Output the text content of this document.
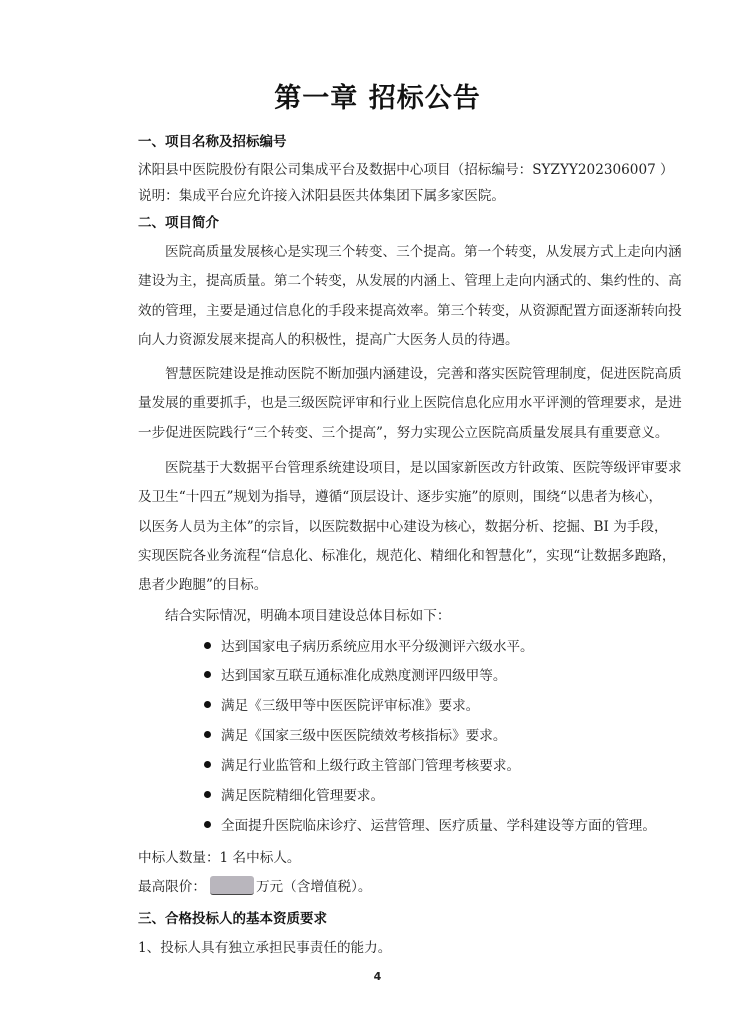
第一章 招标公告
一、项目名称及招标编号
沭阳县中医院股份有限公司集成平台及数据中心项目（招标编号：SYZYY202306007 ）
说明：集成平台应允许接入沭阳县医共体集团下属多家医院。
二、项目简介
医院高质量发展核心是实现三个转变、三个提高。第一个转变，从发展方式上走向内涵
建设为主，提高质量。第二个转变，从发展的内涵上、管理上走向内涵式的、集约性的、高
效的管理，主要是通过信息化的手段来提高效率。第三个转变，从资源配置方面逐渐转向投
向人力资源发展来提高人的积极性，提高广大医务人员的待遇。
智慧医院建设是推动医院不断加强内涵建设，完善和落实医院管理制度，促进医院高质
量发展的重要抓手，也是三级医院评审和行业上医院信息化应用水平评测的管理要求，是进
一步促进医院践行“三个转变、三个提高”，努力实现公立医院高质量发展具有重要意义。
医院基于大数据平台管理系统建设项目，是以国家新医改方针政策、医院等级评审要求
及卫生“十四五”规划为指导，遵循“顶层设计、逐步实施”的原则，围绕“以患者为核心，
以医务人员为主体”的宗旨，以医院数据中心建设为核心，数据分析、挖掘、BI 为手段，
实现医院各业务流程“信息化、标准化，规范化、精细化和智慧化”，实现“让数据多跑路，
患者少跑腿”的目标。
结合实际情况，明确本项目建设总体目标如下：
达到国家电子病历系统应用水平分级测评六级水平。
达到国家互联互通标准化成熟度测评四级甲等。
满足《三级甲等中医医院评审标准》要求。
满足《国家三级中医医院绩效考核指标》要求。
满足行业监管和上级行政主管部门管理考核要求。
满足医院精细化管理要求。
全面提升医院临床诊疗、运营管理、医疗质量、学科建设等方面的管理。
中标人数量：1 名中标人。
最高限价：	万元（含增值税）。
三、合格投标人的基本资质要求
1、投标人具有独立承担民事责任的能力。
4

WHAT IS ASKED
Copy every record above exactly, leaving out any pictures.

TASK RESULT
Output the text content of this document.
第一章 招标公告
一、项目名称及招标编号
沭阳县中医院股份有限公司集成平台及数据中心项目（招标编号：SYZYY202306007 ）
说明：集成平台应允许接入沭阳县医共体集团下属多家医院。
二、项目简介
医院高质量发展核心是实现三个转变、三个提高。第一个转变，从发展方式上走向内涵
建设为主，提高质量。第二个转变，从发展的内涵上、管理上走向内涵式的、集约性的、高
效的管理，主要是通过信息化的手段来提高效率。第三个转变，从资源配置方面逐渐转向投
向人力资源发展来提高人的积极性，提高广大医务人员的待遇。
智慧医院建设是推动医院不断加强内涵建设，完善和落实医院管理制度，促进医院高质
量发展的重要抓手，也是三级医院评审和行业上医院信息化应用水平评测的管理要求，是进
一步促进医院践行“三个转变、三个提高”，努力实现公立医院高质量发展具有重要意义。
医院基于大数据平台管理系统建设项目，是以国家新医改方针政策、医院等级评审要求
及卫生“十四五”规划为指导，遵循“顶层设计、逐步实施”的原则，围绕“以患者为核心，
以医务人员为主体”的宗旨，以医院数据中心建设为核心，数据分析、挖掘、BI 为手段，
实现医院各业务流程“信息化、标准化，规范化、精细化和智慧化”，实现“让数据多跑路，
患者少跑腿”的目标。
结合实际情况，明确本项目建设总体目标如下：
达到国家电子病历系统应用水平分级测评六级水平。
达到国家互联互通标准化成熟度测评四级甲等。
满足《三级甲等中医医院评审标准》要求。
满足《国家三级中医医院绩效考核指标》要求。
满足行业监管和上级行政主管部门管理考核要求。
满足医院精细化管理要求。
全面提升医院临床诊疗、运营管理、医疗质量、学科建设等方面的管理。
中标人数量：1 名中标人。
最高限价：	万元（含增值税）。
三、合格投标人的基本资质要求
1、投标人具有独立承担民事责任的能力。
4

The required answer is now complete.